= Work required =
Provide nothing but the number of lines containing the string "xlabel".

= Stored data =
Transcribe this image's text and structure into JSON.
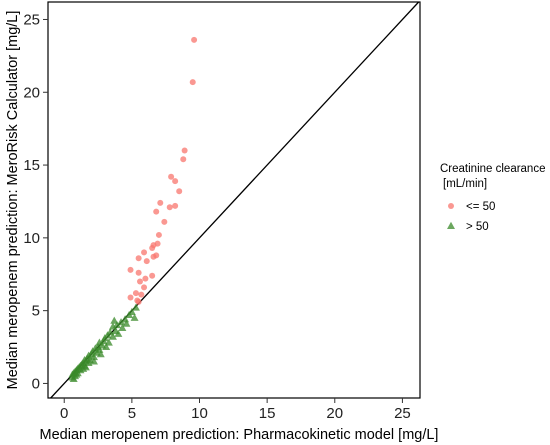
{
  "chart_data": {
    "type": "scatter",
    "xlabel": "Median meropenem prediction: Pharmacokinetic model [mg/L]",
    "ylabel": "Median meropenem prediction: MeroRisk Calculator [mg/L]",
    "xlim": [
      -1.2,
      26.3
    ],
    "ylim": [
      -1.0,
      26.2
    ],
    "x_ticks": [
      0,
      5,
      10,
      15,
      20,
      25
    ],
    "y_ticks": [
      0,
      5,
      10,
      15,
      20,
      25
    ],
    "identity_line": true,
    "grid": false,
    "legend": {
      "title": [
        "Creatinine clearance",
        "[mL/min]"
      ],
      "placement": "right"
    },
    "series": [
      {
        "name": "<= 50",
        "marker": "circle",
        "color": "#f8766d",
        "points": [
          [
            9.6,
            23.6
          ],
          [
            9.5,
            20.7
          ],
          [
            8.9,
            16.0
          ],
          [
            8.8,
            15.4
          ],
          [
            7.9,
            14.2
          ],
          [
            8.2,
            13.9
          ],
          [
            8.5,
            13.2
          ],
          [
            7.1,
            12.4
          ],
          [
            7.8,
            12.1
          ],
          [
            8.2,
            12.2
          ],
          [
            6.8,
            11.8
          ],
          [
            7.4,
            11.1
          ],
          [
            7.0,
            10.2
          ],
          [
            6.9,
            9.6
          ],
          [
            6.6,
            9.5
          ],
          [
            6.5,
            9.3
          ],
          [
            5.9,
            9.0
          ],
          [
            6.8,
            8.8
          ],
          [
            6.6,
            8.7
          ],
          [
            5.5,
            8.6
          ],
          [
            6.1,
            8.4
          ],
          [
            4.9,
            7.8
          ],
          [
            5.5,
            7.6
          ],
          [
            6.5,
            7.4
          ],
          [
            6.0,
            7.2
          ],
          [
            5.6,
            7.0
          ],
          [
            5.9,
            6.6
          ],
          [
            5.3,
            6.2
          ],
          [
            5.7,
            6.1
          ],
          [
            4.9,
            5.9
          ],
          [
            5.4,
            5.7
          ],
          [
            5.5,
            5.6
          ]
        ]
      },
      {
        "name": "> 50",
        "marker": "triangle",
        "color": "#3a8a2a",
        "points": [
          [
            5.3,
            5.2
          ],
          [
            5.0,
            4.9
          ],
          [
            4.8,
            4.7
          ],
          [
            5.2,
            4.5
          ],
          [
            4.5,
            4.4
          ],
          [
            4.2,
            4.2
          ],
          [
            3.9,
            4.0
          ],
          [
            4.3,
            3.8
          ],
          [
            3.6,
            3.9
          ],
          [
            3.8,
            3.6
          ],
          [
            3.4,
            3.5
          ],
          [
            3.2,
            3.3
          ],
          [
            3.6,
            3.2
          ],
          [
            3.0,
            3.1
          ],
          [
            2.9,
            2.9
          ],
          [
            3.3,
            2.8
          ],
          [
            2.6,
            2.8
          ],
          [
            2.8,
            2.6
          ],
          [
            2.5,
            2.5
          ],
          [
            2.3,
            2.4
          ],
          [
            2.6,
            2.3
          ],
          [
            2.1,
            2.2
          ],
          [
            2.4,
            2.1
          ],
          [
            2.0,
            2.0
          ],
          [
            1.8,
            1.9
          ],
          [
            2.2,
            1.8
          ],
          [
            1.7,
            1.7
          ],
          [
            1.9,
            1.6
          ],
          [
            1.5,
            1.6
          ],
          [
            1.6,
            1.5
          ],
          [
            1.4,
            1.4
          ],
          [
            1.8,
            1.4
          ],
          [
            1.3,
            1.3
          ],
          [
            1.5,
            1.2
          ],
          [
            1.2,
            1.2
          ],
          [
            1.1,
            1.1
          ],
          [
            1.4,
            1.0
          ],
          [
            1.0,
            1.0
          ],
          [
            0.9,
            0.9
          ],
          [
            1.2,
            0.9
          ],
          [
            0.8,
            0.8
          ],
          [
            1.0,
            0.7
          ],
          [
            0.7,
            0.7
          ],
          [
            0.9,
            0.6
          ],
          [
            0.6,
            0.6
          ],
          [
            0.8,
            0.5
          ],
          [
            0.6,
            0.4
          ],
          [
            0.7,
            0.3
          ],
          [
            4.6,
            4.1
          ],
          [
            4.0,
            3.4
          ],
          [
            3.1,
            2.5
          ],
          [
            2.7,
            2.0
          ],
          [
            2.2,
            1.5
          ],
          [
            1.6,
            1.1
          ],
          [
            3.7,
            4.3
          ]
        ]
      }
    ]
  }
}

==

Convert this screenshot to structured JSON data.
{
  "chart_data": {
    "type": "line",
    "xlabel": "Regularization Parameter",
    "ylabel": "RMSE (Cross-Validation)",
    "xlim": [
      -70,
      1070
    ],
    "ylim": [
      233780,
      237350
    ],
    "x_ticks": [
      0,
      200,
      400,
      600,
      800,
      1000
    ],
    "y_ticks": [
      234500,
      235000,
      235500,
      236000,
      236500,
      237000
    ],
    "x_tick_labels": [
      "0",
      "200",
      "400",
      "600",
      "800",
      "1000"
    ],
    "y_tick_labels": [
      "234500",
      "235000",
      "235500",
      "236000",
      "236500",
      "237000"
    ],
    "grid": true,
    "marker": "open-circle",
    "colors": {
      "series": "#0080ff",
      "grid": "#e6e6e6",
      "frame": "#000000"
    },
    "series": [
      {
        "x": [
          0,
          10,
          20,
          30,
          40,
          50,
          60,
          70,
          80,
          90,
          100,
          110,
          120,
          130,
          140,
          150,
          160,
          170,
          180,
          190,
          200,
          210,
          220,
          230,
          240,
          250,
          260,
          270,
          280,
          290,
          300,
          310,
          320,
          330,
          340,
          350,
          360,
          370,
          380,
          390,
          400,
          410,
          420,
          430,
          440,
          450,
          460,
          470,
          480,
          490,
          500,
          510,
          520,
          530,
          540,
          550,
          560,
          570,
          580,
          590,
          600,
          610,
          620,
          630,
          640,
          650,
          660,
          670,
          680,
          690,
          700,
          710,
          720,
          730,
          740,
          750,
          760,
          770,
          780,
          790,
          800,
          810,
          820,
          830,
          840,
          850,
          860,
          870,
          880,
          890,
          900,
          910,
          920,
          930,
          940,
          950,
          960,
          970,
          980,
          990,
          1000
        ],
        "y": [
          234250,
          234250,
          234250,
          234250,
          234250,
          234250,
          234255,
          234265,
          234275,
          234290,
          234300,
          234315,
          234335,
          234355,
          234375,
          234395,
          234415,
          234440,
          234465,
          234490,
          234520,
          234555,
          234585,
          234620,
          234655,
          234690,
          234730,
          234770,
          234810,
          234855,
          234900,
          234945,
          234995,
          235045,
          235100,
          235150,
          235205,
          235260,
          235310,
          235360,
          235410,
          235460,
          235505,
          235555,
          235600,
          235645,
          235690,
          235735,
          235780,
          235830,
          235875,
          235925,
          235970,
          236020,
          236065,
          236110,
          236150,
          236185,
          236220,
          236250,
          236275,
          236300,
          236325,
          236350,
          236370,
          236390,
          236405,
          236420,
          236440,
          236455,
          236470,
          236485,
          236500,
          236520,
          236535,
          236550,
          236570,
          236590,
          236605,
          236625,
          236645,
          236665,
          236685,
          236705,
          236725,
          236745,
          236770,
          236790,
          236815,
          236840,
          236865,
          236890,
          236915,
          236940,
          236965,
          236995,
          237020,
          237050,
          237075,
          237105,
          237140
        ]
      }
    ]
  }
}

= The result =
2